### ARTICLE:

● ● ● ● ● ● ●

The convergence of US and Iranian plans for Iraq and their complementary roles there during the past four years are not the right precedents to allay Arab fears. The prospect of a potential bilateral US-Iranian understanding on policing Iraq, if Arabs are to be left out of such an arrangement, is perceived by them as a prelude to a similar regional co-ordination that would renovate the US-Iranian policing of the Gulf in the 1950s – 1970s.
Multiple channels of communication were recently opened between Washington and Tehran. The US- installed government(s) in Baghdad since the invasion of Iraq in 2003 was the indirect channel. The gatherings of Iraq's neighbouring states, which both Iranian and U.S. officials attend alongside non-neighbours like Egypt, opened another semi-direct channel. The U.S. – Iranian meetings at the ambassadorial level in Baghdad were the first public direct channel since 1979. Realpolitics suggests a fourth covert channel as also always a possibility.
Officially Tehran still demands that the U.S. withdraws from Iraq, but on the ground Tehran was the first country and is still the most vehemently supportive nation of the U.S. – sponsored “political process” and the U.S. – installed regime in Baghdad. Ironically Tehran’s demand to end the US occupation of Iraq does not necessarily entail the logical conclusion of an Iranian support for the Iraqi resistance to this occupation; her demand instead to support the regime that was created in Baghdad by this same occupation reveals a contradictory Iranian approach to both the U.S. occupation and Iraq.
For Arabs the two rounds of U.S. – Iran dialogue in Baghdad were a bad omen, regardless of the conflicting reports on the “success” or “failure of the dialogue, which created a distrusting public perception that Arabs could be squeezed between a pressuring US demand to fall in line with the creation of an anti-Iran bloc and the pressing prospect of an emerging US-Iranian bilateral regional arrangements, a position which offers them a choice between two bad options: Either to be relegated to their past minor roles or get embroiled in a conflict that in no way could serve their interests.

● ● ● ● ● ● ●

### SOURCE DATA:
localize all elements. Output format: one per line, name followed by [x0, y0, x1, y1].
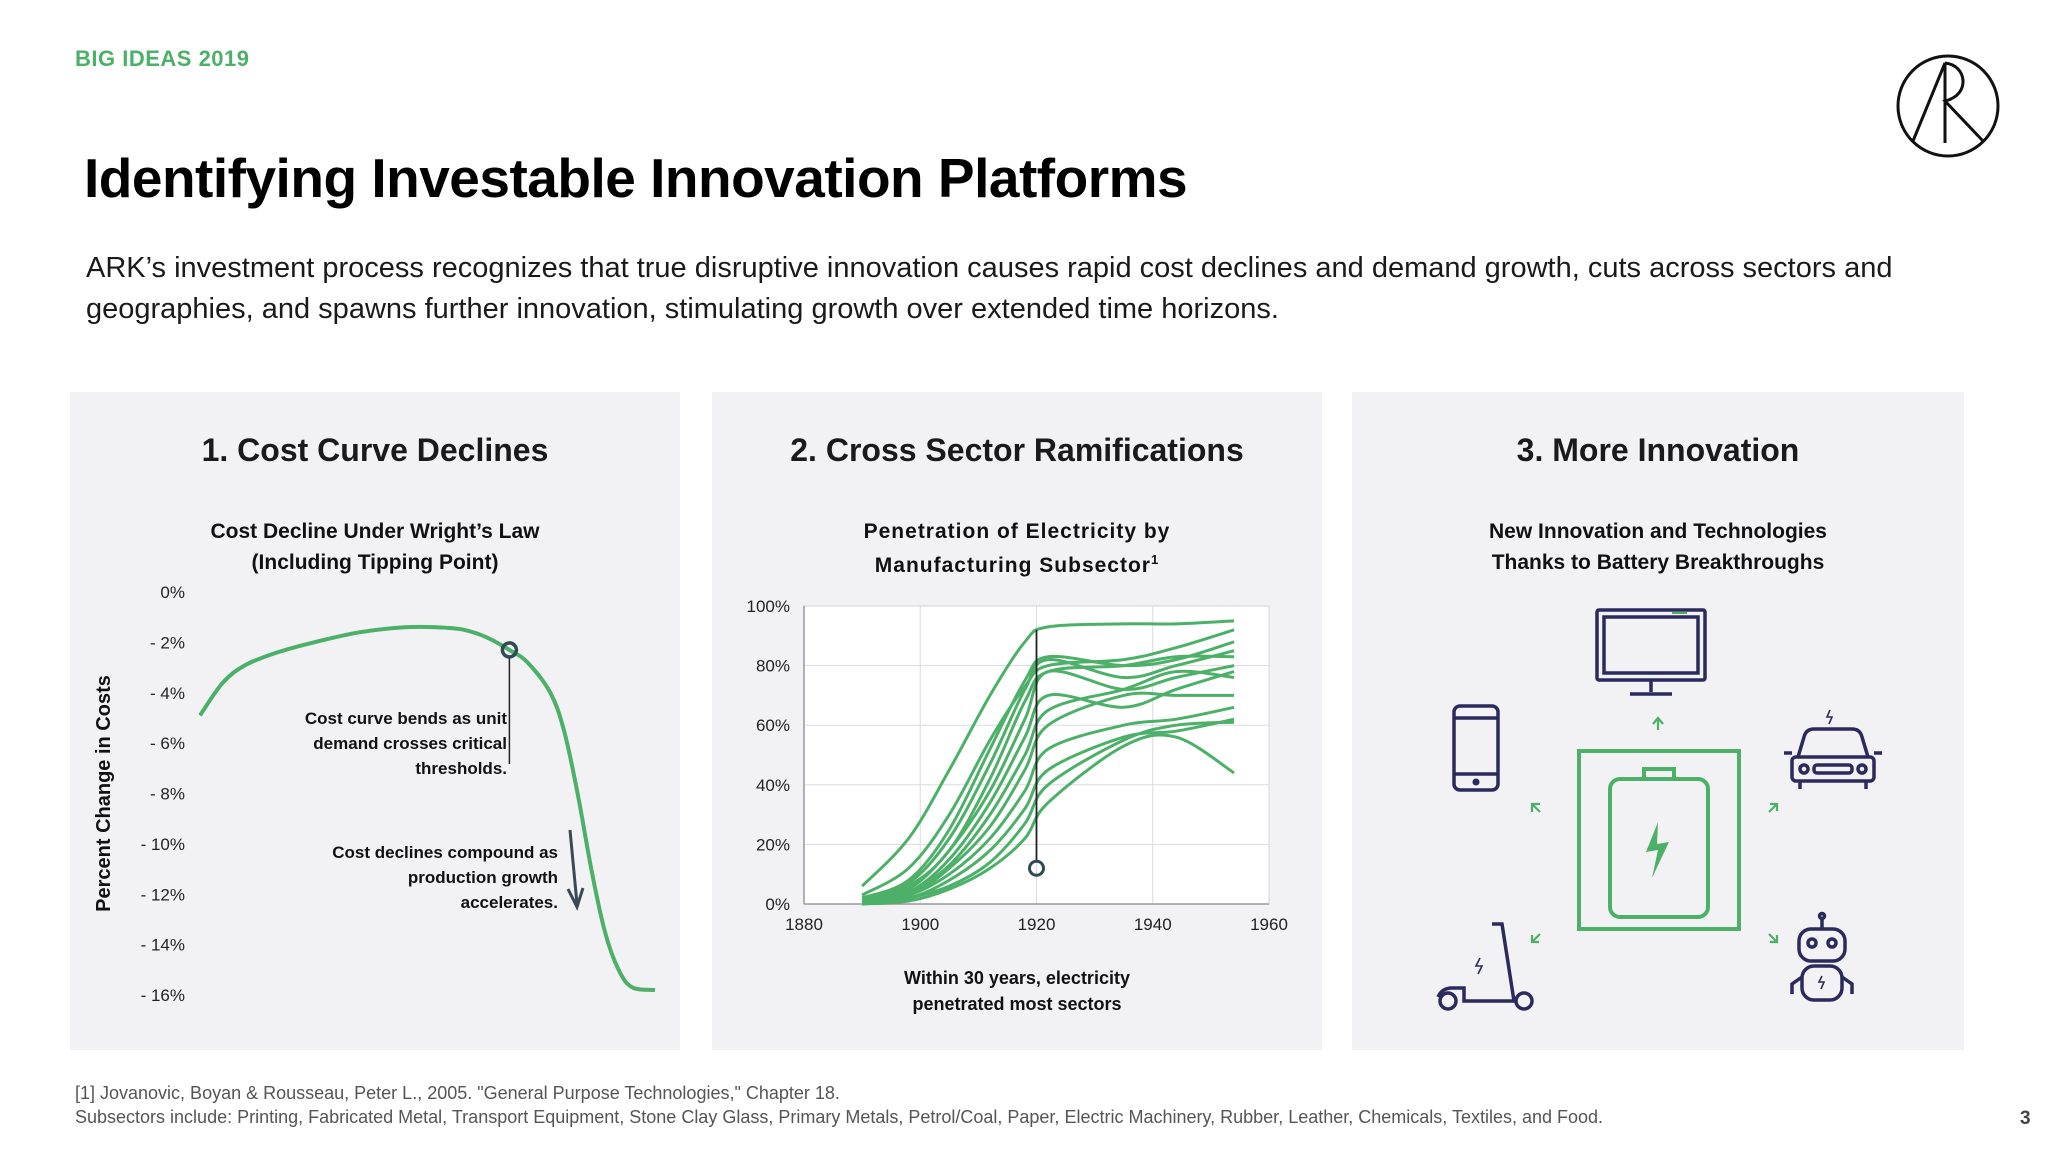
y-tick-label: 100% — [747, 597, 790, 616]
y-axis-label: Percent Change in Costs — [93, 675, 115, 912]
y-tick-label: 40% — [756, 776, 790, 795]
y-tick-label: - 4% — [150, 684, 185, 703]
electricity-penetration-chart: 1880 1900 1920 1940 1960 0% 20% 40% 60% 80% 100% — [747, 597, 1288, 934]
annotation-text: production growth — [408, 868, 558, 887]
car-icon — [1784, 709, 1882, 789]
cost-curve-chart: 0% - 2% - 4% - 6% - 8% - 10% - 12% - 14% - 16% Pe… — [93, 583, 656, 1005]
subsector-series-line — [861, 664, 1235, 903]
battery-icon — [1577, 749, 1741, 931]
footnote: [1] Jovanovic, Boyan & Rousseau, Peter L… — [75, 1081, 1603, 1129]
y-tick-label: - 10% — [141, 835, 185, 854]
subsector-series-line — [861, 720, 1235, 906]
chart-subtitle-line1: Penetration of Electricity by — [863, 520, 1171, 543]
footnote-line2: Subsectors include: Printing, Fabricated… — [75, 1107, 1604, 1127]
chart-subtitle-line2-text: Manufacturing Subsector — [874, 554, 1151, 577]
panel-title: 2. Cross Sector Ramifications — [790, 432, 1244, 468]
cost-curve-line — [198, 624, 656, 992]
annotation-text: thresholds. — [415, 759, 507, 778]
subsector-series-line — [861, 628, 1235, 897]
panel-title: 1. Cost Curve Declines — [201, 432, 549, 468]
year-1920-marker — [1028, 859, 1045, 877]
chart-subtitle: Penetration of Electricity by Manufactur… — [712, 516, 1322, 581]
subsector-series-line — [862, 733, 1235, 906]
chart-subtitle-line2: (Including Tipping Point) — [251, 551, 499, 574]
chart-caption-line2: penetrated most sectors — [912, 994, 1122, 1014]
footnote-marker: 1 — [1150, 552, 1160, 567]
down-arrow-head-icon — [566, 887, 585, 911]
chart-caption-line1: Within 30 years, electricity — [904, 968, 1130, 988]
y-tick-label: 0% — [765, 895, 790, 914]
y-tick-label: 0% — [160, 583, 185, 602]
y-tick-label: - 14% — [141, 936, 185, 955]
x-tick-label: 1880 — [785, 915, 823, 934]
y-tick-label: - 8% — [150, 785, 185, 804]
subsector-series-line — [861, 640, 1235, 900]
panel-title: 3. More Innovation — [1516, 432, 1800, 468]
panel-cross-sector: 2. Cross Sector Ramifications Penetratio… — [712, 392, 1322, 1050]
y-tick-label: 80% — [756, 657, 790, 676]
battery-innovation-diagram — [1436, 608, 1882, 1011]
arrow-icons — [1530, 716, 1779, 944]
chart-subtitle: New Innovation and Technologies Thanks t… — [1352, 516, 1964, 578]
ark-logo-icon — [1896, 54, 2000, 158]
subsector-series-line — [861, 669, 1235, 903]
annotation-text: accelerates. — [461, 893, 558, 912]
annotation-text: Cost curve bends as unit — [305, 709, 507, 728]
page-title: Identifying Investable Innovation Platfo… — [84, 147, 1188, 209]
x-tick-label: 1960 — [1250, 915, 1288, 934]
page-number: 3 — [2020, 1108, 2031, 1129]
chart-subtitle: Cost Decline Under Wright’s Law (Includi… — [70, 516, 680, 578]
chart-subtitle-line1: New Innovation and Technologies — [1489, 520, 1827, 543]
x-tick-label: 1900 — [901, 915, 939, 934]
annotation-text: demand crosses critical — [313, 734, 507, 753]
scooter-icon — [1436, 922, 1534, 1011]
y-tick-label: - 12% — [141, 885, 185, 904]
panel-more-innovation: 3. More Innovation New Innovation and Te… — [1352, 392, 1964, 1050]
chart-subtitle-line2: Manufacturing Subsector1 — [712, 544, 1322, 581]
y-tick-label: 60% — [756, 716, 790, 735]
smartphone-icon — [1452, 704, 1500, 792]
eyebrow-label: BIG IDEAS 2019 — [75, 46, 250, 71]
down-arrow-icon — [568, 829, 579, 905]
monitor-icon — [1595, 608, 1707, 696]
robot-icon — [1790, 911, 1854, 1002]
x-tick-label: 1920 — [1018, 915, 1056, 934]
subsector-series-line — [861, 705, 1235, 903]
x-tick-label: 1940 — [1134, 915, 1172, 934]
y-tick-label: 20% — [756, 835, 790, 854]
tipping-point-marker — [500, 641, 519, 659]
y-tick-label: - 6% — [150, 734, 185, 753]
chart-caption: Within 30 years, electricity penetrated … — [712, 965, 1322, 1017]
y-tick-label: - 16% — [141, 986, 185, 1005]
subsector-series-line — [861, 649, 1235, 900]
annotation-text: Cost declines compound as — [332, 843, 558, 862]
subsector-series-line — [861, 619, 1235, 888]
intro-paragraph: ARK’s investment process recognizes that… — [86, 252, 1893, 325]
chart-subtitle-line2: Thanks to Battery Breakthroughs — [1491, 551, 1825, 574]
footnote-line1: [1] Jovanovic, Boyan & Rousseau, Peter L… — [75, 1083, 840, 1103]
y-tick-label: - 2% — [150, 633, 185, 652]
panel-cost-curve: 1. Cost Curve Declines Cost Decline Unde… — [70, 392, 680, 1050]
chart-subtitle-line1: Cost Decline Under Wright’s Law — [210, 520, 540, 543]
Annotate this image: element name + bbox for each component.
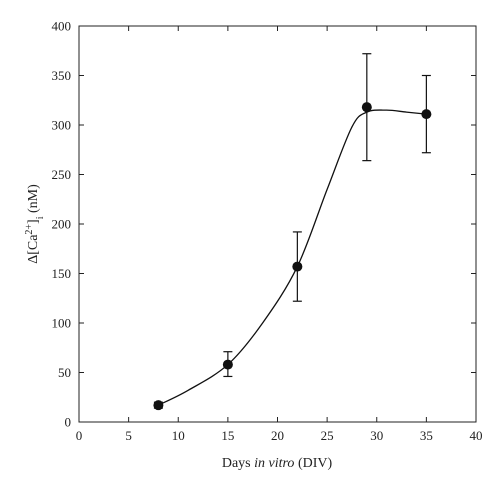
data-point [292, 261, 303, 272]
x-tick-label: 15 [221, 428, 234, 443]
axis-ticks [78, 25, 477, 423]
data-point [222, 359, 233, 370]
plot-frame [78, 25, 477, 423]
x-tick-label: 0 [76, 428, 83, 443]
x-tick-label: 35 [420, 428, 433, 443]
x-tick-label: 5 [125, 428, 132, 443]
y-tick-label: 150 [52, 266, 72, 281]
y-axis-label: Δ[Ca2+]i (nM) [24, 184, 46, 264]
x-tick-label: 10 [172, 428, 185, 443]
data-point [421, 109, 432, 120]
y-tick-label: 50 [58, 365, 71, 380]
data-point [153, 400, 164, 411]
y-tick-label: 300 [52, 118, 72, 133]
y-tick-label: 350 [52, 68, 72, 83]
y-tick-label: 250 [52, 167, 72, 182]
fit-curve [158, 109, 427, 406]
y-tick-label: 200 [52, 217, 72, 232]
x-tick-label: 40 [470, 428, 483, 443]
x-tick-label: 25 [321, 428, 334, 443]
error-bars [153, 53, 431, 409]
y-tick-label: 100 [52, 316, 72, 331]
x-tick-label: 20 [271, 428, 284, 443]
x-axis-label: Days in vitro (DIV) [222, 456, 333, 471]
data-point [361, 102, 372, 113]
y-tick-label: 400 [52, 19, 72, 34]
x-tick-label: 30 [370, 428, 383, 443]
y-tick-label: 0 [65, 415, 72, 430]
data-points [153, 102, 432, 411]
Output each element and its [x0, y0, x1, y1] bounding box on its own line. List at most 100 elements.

● ● ● ● ● ● ●

### TO BE DONE:
1) Please extract the passage of the article starting with "Multiple channels of" and going on through "always a possibility.".
2) In the entries, swap "plot-frame" for "plot-border" in the lines starting with the line with "data-point [292, 261, 303, 272]" and going on through the last line of the entries. Give back only those lines, with everything else unchanged.
The article and the entries have no connection to each other.

### RESULTS FOR THE EXERCISE:
1)
Multiple channels of communication were recently opened between Washington and Tehran. The US- installed government(s) in Baghdad since the invasion of Iraq in 2003 was the indirect channel. The gatherings of Iraq's neighbouring states, which both Iranian and U.S. officials attend alongside non-neighbours like Egypt, opened another semi-direct channel. The U.S. – Iranian meetings at the ambassadorial level in Baghdad were the first public direct channel since 1979. Realpolitics suggests a fourth covert channel as also always a possibility.

2)
data-point [292, 261, 303, 272]
x-tick-label: 15 [221, 428, 234, 443]
axis-ticks [78, 25, 477, 423]
data-point [222, 359, 233, 370]
plot-border [78, 25, 477, 423]
x-tick-label: 0 [76, 428, 83, 443]
x-tick-label: 35 [420, 428, 433, 443]
x-tick-label: 5 [125, 428, 132, 443]
y-tick-label: 150 [52, 266, 72, 281]
y-axis-label: Δ[Ca2+]i (nM) [24, 184, 46, 264]
x-tick-label: 10 [172, 428, 185, 443]
data-point [421, 109, 432, 120]
y-tick-label: 50 [58, 365, 71, 380]
data-point [153, 400, 164, 411]
y-tick-label: 300 [52, 118, 72, 133]
y-tick-label: 350 [52, 68, 72, 83]
y-tick-label: 250 [52, 167, 72, 182]
fit-curve [158, 109, 427, 406]
y-tick-label: 200 [52, 217, 72, 232]
x-tick-label: 40 [470, 428, 483, 443]
x-tick-label: 25 [321, 428, 334, 443]
error-bars [153, 53, 431, 409]
y-tick-label: 100 [52, 316, 72, 331]
x-tick-label: 20 [271, 428, 284, 443]
x-axis-label: Days in vitro (DIV) [222, 456, 333, 471]
data-point [361, 102, 372, 113]
y-tick-label: 400 [52, 19, 72, 34]
x-tick-label: 30 [370, 428, 383, 443]
y-tick-label: 0 [65, 415, 72, 430]
data-points [153, 102, 432, 411]
Output each element and its [x0, y0, x1, y1] bounding box on its own line. List at most 100 elements.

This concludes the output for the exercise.